— Exercise aim —
Gather all lines in the entries that include the word "Population".

*** Exercise input

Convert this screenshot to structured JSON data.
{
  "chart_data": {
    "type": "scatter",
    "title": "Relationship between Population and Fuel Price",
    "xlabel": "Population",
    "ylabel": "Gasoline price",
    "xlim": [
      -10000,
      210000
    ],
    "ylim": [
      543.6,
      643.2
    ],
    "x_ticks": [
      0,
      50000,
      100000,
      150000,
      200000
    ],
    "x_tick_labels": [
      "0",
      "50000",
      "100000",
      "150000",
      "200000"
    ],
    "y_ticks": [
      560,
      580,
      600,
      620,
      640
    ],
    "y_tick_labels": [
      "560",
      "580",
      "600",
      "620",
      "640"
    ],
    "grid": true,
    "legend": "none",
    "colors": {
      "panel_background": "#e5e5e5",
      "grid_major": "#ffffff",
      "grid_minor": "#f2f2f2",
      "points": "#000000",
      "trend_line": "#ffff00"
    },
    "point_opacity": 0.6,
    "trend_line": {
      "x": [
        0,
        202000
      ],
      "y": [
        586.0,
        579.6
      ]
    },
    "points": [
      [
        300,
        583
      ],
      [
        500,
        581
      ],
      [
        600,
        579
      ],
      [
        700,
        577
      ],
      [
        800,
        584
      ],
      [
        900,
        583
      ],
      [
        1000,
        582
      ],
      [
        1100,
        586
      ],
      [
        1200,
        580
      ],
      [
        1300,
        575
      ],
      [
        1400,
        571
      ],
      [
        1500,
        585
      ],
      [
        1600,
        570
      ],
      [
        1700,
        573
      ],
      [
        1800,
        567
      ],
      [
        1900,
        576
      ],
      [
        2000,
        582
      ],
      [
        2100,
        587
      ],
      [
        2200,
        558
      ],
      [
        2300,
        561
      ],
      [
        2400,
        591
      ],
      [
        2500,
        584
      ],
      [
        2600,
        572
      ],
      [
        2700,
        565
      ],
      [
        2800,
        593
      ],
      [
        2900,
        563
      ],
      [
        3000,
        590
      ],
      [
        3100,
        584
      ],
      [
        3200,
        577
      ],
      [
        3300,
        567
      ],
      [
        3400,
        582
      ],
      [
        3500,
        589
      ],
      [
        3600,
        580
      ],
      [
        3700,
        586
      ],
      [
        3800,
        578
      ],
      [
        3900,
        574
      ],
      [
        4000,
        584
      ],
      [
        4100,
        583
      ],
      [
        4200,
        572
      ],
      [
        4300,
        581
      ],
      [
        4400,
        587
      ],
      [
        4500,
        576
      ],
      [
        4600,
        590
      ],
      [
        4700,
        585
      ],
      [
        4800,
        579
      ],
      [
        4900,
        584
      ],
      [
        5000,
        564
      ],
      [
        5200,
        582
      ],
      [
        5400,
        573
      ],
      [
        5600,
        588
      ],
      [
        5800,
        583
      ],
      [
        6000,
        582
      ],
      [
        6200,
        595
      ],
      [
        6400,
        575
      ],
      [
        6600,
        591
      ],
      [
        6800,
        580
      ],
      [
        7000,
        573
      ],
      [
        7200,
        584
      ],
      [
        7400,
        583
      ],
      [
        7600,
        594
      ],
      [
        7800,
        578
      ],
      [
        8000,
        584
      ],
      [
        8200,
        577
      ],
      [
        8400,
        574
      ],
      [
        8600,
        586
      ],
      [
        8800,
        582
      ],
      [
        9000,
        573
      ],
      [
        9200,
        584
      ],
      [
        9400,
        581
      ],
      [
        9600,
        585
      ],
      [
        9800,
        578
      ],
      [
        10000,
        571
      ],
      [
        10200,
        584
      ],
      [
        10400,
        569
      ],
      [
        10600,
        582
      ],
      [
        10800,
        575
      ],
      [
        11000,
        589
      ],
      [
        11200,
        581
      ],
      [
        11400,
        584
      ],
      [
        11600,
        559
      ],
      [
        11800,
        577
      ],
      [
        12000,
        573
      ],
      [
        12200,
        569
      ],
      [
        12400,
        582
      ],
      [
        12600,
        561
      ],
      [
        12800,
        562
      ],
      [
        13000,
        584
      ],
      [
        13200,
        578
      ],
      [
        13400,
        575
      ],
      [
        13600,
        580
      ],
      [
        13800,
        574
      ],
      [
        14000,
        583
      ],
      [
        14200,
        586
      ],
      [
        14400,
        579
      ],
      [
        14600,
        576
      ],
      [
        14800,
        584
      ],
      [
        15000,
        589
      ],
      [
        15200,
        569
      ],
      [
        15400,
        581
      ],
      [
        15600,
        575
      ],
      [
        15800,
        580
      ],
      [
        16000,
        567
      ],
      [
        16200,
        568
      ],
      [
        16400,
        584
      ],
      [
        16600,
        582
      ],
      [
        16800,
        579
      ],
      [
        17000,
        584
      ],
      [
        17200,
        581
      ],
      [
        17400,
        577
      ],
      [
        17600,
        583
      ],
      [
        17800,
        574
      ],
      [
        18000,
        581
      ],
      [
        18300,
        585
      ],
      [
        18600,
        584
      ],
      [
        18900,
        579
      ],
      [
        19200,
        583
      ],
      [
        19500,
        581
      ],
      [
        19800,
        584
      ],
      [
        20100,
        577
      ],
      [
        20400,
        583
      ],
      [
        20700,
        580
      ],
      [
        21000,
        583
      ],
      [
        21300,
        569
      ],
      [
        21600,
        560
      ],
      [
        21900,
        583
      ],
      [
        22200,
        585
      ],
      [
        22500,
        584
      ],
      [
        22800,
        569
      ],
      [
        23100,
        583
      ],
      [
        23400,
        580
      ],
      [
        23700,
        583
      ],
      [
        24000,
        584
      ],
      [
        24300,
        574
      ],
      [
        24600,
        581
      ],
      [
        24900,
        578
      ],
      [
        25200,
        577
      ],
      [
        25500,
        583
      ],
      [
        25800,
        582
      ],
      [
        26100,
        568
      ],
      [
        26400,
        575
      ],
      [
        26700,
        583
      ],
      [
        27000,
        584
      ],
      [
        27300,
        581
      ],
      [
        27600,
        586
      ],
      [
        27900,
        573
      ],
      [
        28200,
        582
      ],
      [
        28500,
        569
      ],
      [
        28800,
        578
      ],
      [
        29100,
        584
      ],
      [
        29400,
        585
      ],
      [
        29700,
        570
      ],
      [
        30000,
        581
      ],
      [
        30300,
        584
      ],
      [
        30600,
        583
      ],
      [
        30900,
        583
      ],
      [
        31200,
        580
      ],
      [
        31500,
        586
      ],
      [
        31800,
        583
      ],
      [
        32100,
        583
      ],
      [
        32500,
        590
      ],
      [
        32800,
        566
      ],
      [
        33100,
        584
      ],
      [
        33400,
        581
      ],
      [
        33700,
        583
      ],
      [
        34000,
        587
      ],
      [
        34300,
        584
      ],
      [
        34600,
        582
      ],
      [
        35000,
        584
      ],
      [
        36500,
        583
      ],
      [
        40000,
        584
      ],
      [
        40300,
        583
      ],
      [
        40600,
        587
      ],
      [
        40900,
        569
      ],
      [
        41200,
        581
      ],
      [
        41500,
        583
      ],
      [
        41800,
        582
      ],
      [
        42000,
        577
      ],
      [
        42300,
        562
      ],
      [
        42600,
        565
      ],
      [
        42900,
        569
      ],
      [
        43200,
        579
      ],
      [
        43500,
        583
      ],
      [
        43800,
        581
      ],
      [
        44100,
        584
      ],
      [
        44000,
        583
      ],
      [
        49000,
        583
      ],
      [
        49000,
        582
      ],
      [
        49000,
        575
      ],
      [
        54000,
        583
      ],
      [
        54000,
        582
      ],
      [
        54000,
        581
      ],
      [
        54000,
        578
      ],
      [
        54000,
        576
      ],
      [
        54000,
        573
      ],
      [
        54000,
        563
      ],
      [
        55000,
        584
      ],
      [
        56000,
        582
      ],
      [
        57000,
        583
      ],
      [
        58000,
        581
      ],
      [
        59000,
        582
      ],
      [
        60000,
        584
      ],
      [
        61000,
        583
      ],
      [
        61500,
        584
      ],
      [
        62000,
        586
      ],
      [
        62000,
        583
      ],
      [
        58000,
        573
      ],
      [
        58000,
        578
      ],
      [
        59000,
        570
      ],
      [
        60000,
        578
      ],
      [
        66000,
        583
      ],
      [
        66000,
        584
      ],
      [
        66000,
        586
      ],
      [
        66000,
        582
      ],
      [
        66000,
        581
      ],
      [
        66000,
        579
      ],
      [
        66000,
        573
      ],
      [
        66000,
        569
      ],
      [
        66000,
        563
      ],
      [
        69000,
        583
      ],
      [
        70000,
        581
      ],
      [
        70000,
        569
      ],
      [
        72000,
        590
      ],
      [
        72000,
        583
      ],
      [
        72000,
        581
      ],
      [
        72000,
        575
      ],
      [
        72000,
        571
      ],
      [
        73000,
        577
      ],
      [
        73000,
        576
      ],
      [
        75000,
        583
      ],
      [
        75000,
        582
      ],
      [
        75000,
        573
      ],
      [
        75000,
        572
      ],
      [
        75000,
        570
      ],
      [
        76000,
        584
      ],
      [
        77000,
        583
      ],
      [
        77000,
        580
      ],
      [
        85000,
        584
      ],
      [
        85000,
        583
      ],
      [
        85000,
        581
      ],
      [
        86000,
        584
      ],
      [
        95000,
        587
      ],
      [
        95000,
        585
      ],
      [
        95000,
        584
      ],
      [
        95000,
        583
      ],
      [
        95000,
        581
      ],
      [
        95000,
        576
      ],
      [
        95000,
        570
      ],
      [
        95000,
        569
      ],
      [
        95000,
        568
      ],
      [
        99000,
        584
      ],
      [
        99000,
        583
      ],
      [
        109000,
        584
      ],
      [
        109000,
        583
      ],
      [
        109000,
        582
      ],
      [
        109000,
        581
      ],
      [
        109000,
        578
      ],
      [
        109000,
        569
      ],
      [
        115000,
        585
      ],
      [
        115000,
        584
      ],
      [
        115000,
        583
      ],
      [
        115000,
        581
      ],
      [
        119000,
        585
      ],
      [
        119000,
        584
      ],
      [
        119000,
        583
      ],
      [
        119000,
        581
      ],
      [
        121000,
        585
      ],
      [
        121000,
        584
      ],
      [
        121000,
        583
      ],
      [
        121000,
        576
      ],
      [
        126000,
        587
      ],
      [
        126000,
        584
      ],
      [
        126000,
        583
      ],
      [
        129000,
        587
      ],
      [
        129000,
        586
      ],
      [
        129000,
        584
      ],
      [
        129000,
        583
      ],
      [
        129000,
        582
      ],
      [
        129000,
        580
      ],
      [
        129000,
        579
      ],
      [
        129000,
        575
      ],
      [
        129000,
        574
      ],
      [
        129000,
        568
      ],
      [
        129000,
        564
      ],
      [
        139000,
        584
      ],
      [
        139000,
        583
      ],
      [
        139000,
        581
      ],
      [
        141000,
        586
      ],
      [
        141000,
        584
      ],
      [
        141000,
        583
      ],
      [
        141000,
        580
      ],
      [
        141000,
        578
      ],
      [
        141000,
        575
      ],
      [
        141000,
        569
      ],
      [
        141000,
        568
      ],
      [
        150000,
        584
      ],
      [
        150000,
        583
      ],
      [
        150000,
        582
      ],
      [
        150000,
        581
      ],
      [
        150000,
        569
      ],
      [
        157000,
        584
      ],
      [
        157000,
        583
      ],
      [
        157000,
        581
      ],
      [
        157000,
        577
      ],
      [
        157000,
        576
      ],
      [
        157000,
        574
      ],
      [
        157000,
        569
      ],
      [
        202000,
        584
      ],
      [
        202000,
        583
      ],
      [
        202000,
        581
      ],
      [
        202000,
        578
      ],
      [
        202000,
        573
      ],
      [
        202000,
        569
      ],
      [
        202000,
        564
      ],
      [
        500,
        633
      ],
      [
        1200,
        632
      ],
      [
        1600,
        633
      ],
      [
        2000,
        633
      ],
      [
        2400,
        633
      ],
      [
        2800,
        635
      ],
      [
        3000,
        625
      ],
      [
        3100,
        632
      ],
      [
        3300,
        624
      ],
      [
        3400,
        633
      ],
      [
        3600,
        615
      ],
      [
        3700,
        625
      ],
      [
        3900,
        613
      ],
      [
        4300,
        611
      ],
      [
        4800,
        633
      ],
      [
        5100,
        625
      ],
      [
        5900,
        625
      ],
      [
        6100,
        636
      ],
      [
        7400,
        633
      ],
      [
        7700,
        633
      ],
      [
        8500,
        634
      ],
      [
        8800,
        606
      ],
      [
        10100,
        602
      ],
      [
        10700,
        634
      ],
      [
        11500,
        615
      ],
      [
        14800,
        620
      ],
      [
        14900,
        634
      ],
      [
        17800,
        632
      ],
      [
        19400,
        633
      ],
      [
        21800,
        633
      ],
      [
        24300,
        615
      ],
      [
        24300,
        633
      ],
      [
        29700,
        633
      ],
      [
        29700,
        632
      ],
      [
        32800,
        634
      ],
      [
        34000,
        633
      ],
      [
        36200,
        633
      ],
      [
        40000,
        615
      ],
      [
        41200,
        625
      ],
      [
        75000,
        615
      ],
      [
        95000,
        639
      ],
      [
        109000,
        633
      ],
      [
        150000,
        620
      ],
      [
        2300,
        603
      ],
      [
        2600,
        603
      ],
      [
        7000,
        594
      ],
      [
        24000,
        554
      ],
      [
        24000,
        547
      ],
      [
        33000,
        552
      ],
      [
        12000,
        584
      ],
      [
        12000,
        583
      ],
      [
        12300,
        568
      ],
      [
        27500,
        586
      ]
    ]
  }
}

******

— Solution for this problem —
    "title": "Relationship between Population and Fuel Price",
    "xlabel": "Population",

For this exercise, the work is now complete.